[Stored records]
- - - - -
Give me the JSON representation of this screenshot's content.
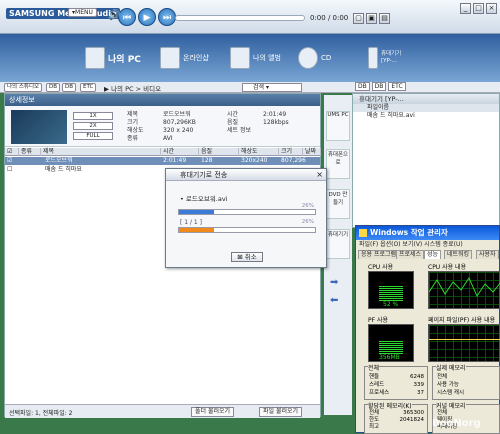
{
  "app": {
    "logo": "SAMSUNG Media Studio",
    "logo_badge": "▾MENU",
    "time": "0:00 / 0:00"
  },
  "nav": [
    {
      "label": "나의 PC"
    },
    {
      "label": "온라인샵"
    },
    {
      "label": "나의 앨범"
    },
    {
      "label": "CD"
    },
    {
      "label": "휴대기기",
      "sub": "[YP-..."
    }
  ],
  "toolbar": {
    "my_studio": "나의 스튜디오",
    "btn1": "DB",
    "btn2": "DB",
    "btn3": "ETC",
    "breadcrumb": "▶ 나의 PC > 비디오",
    "search_placeholder": "검색 ▾"
  },
  "left_panel": {
    "title": "상세정보",
    "zoom": [
      "1X",
      "2X",
      "FULL"
    ],
    "details": [
      {
        "k": "제목",
        "v": "로드오브워"
      },
      {
        "k": "크기",
        "v": "807,296KB"
      },
      {
        "k": "해상도",
        "v": "320 x 240"
      },
      {
        "k": "종류",
        "v": "AVI"
      }
    ],
    "details2": [
      {
        "k": "시간",
        "v": "2:01:49"
      },
      {
        "k": "음질",
        "v": "128kbps"
      },
      {
        "k": "세트 정보",
        "v": ""
      }
    ],
    "columns": [
      "종류",
      "제목",
      "시간",
      "음질",
      "해상도",
      "크기",
      "날짜"
    ],
    "rows": [
      {
        "name": "로드오브워",
        "time": "2:01:49",
        "quality": "128",
        "res": "320x240",
        "size": "807,296",
        "selected": true
      },
      {
        "name": "매솜 드 히마요",
        "time": "",
        "quality": "",
        "res": "",
        "size": "",
        "selected": false
      }
    ],
    "footer_status": "선택파일: 1, 전체파일: 2",
    "footer_btn1": "폴더 불러오기",
    "footer_btn2": "파일 불러오기"
  },
  "side_tabs": [
    "UMS PC",
    "휴대폰으로",
    "DVD 만들기",
    "휴대기기"
  ],
  "right_panel": {
    "title": "휴대기기 [YP-...",
    "column": "파일이름",
    "rows": [
      "매솜 드 히마요.avi"
    ]
  },
  "dialog": {
    "title": "휴대기기로 전송",
    "file": "• 로드오브워.avi",
    "progress1": 26,
    "progress1_label": "26%",
    "count_label": "[ 1 / 1 ]",
    "progress2": 26,
    "progress2_label": "26%",
    "cancel": "취소"
  },
  "taskmgr": {
    "title": "Windows 작업 관리자",
    "menu": "파일(F)  옵션(O)  보기(V)  시스템 종료(U)",
    "tabs": [
      "응용 프로그램",
      "프로세스",
      "성능",
      "네트워킹",
      "사용자"
    ],
    "cpu_usage_label": "CPU 사용",
    "cpu_usage_value": "52 %",
    "cpu_history_label": "CPU 사용 내용",
    "pf_label": "PF 사용",
    "pf_value": "356MB",
    "pf_history_label": "페이지 파일(PF) 사용 내용",
    "total_label": "전체",
    "total_items": [
      {
        "k": "핸들",
        "v": "6248"
      },
      {
        "k": "스레드",
        "v": "339"
      },
      {
        "k": "프로세스",
        "v": "37"
      }
    ],
    "physmem_label": "실제 메모리",
    "physmem_items": [
      {
        "k": "전체"
      },
      {
        "k": "사용 가능"
      },
      {
        "k": "시스템 캐시"
      }
    ],
    "commit_label": "할당된 메모리(K)",
    "commit_items": [
      {
        "k": "전체",
        "v": "365300"
      },
      {
        "k": "한도",
        "v": "2041824"
      },
      {
        "k": "최고",
        "v": ""
      }
    ],
    "kernel_label": "커널 메모리",
    "kernel_items": [
      {
        "k": "전체"
      },
      {
        "k": "페이징"
      },
      {
        "k": "비페이징"
      }
    ]
  },
  "watermark": "BooNorg"
}
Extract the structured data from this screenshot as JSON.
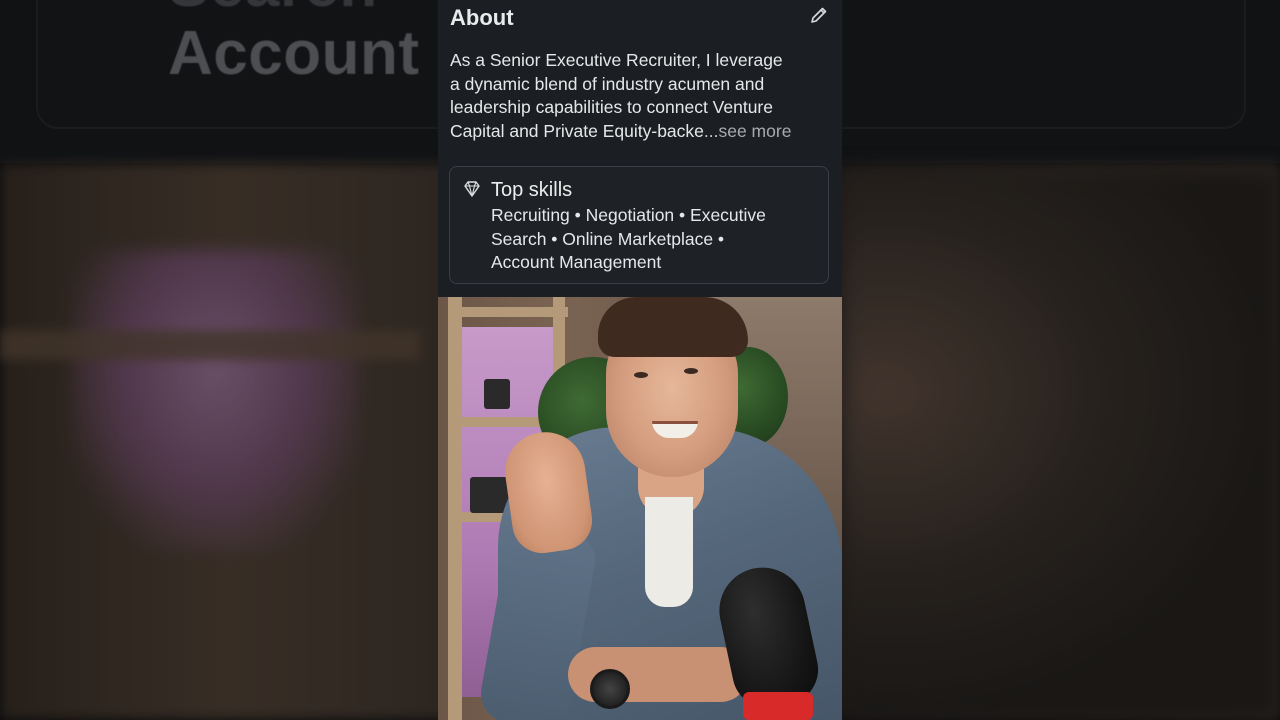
{
  "backdrop": {
    "top_text_line1": "Search",
    "top_text_line2": "Account M"
  },
  "about": {
    "title": "About",
    "edit_icon": "pencil-icon",
    "lines": [
      "As a Senior Executive Recruiter, I leverage",
      "a dynamic blend of industry acumen and",
      "leadership capabilities to connect Venture",
      "Capital and Private Equity-backe"
    ],
    "truncated_tail": "...",
    "see_more": "see more"
  },
  "top_skills": {
    "icon": "diamond-icon",
    "title": "Top skills",
    "line1": "Recruiting • Negotiation • Executive",
    "line2": "Search • Online Marketplace •",
    "line3": "Account Management"
  },
  "colors": {
    "panel_bg": "#1b1f23",
    "text_primary": "#e6e7e8",
    "text_muted": "#a7abaf",
    "card_border": "#3a3f45"
  }
}
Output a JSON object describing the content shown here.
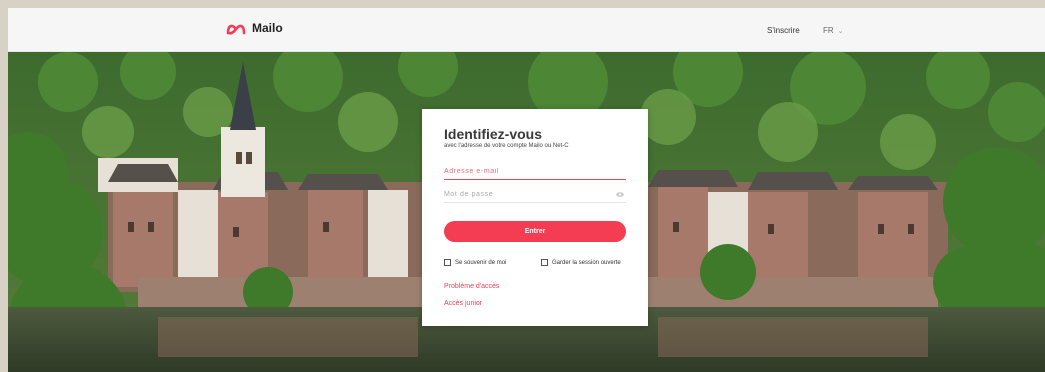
{
  "header": {
    "brand": "Mailo",
    "signup_label": "S'inscrire",
    "language": "FR"
  },
  "login": {
    "title": "Identifiez-vous",
    "subtitle": "avec l'adresse de votre compte Mailo ou Net-C",
    "email_placeholder": "Adresse e-mail",
    "password_placeholder": "Mot de passe",
    "submit_label": "Entrer",
    "remember_label": "Se souvenir de moi",
    "keep_session_label": "Garder la session ouverte",
    "access_problem_link": "Problème d'accès",
    "junior_access_link": "Accès junior"
  },
  "colors": {
    "accent": "#f43c53",
    "header_bg": "#f6f6f6"
  }
}
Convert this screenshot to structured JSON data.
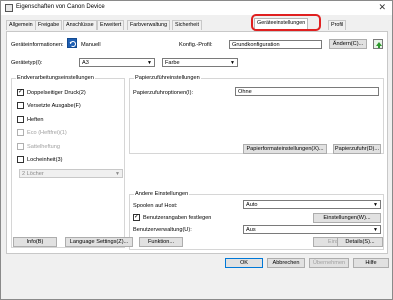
{
  "window": {
    "title": "Eigenschaften von Canon Device"
  },
  "tabs": [
    {
      "label": "Allgemein"
    },
    {
      "label": "Freigabe"
    },
    {
      "label": "Anschlüsse"
    },
    {
      "label": "Erweitert"
    },
    {
      "label": "Farbverwaltung"
    },
    {
      "label": "Sicherheit"
    },
    {
      "label": "Geräteeinstellungen"
    },
    {
      "label": "Profil"
    }
  ],
  "top": {
    "device_info_label": "Geräteinformationen:",
    "device_info_mode": "Manuell",
    "config_profile_label": "Konfig.-Profil:",
    "config_profile_value": "Grundkonfiguration",
    "change_button": "Ändern(C)...",
    "device_type_label": "Gerätetyp(I):",
    "paper_size_value": "A3",
    "color_value": "Farbe"
  },
  "finishing": {
    "title": "Endverarbeitungseinstellungen",
    "duplex": "Doppelseitiger Druck(2)",
    "offset": "Versetzte Ausgabe(F)",
    "staple": "Heften",
    "eco": "Eco (Heftfrei)(1)",
    "saddle": "Sattelheftung",
    "punch": "Locheinheit(3)",
    "punch_value": "2 Löcher"
  },
  "paper_source": {
    "title": "Papierzuführeinstellungen",
    "options_label": "Papierzufuhroptionen(I):",
    "options_value": "Ohne",
    "format_button": "Papierformateinstellungen(X)...",
    "source_button": "Papierzufuhr(D)..."
  },
  "other": {
    "title": "Andere Einstellungen",
    "spool_label": "Spoolen auf Host:",
    "spool_value": "Auto",
    "user_info": "Benutzerangaben festlegen",
    "settings_button": "Einstellungen(W)...",
    "user_mgmt_label": "Benutzerverwaltung(U):",
    "user_mgmt_value": "Aus",
    "settings2_button": "Einstellungen..."
  },
  "bottom_buttons": {
    "info": "Info(B)",
    "language": "Language Settings(Z)...",
    "function": "Funktion...",
    "details": "Details(S)..."
  },
  "dialog_buttons": {
    "ok": "OK",
    "cancel": "Abbrechen",
    "apply": "Übernehmen",
    "help": "Hilfe"
  },
  "colors": {
    "highlight": "#e02020"
  }
}
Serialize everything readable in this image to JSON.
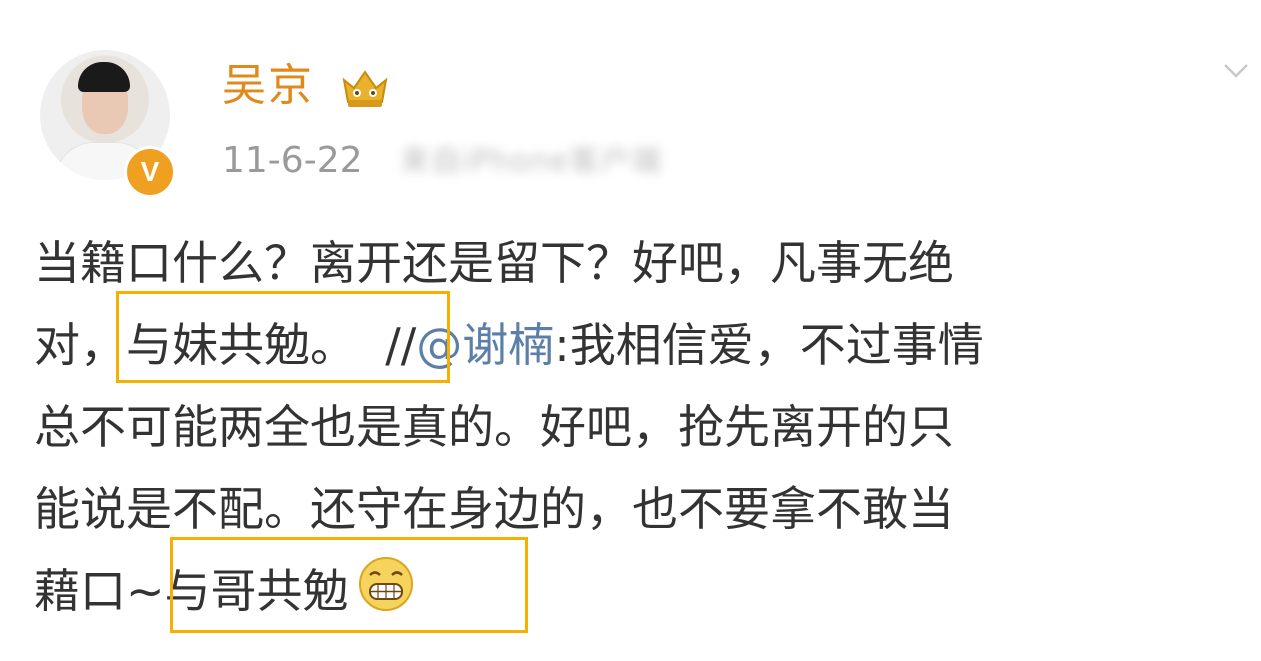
{
  "post": {
    "author": {
      "name": "吴京",
      "verified_badge": "V",
      "vip_icon": "crown-vip-icon"
    },
    "timestamp": "11-6-22",
    "source_blurred": "来自iPhone客户端",
    "content": {
      "line1": "当籍口什么？离开还是留下？好吧，凡事无绝",
      "line2_pre": "对，",
      "line2_highlight": "与妹共勉。",
      "line2_repost_prefix": "//",
      "line2_mention": "@谢楠",
      "line2_post": ":我相信爱，不过事情",
      "line3": "总不可能两全也是真的。好吧，抢先离开的只",
      "line4": "能说是不配。还守在身边的，也不要拿不敢当",
      "line5_pre": "藉口",
      "line5_tilde": "~",
      "line5_highlight": "与哥共勉",
      "emoji": "grin-emoji"
    },
    "colors": {
      "name": "#e08a1c",
      "mention": "#5b7fa8",
      "highlight_box": "#f5b000",
      "badge": "#f0a020"
    },
    "icons": {
      "expand": "chevron-down-icon"
    }
  }
}
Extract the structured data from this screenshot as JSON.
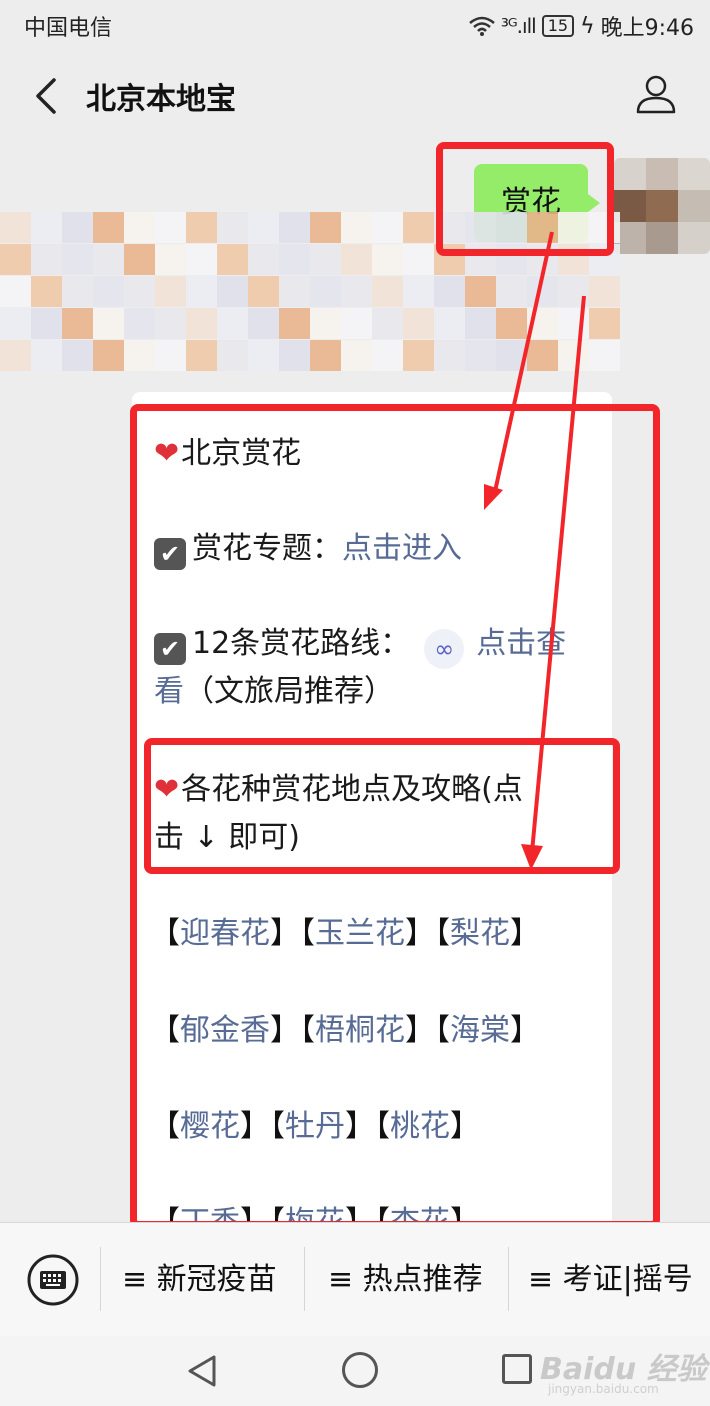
{
  "status_bar": {
    "carrier": "中国电信",
    "signal": "³ᴳ.ıll",
    "battery": "15",
    "time": "晚上9:46"
  },
  "header": {
    "title": "北京本地宝"
  },
  "chat": {
    "my_message": "赏花",
    "reply": {
      "title": "北京赏花",
      "topic_label": "赏花专题：",
      "topic_link": "点击进入",
      "routes_label": "12条赏花路线：",
      "routes_link_a": "点击查",
      "routes_link_b": "看",
      "routes_note": "（文旅局推荐）",
      "guide_line1": "各花种赏花地点及攻略(点",
      "guide_line2": "击 ↓ 即可)",
      "flowers": [
        [
          "迎春花",
          "玉兰花",
          "梨花"
        ],
        [
          "郁金香",
          "梧桐花",
          "海棠"
        ],
        [
          "樱花",
          "牡丹",
          "桃花"
        ],
        [
          "丁香",
          "梅花",
          "杏花"
        ]
      ]
    }
  },
  "menu": {
    "items": [
      "≡ 新冠疫苗",
      "≡ 热点推荐",
      "≡ 考证|摇号"
    ]
  },
  "watermark": {
    "brand": "Baidu 经验",
    "url": "jingyan.baidu.com"
  },
  "colors": {
    "bubble_green": "#95ec69",
    "link_blue": "#576b95",
    "annotation_red": "#f2262a"
  }
}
- - - - -
▶ [WHAT TO DO]: Scan the material line by line and report each one that contains "language".

▶ [WRITTEN ANSWER]:
    "language": "FR"
    "language": "Language Settings(Z)...",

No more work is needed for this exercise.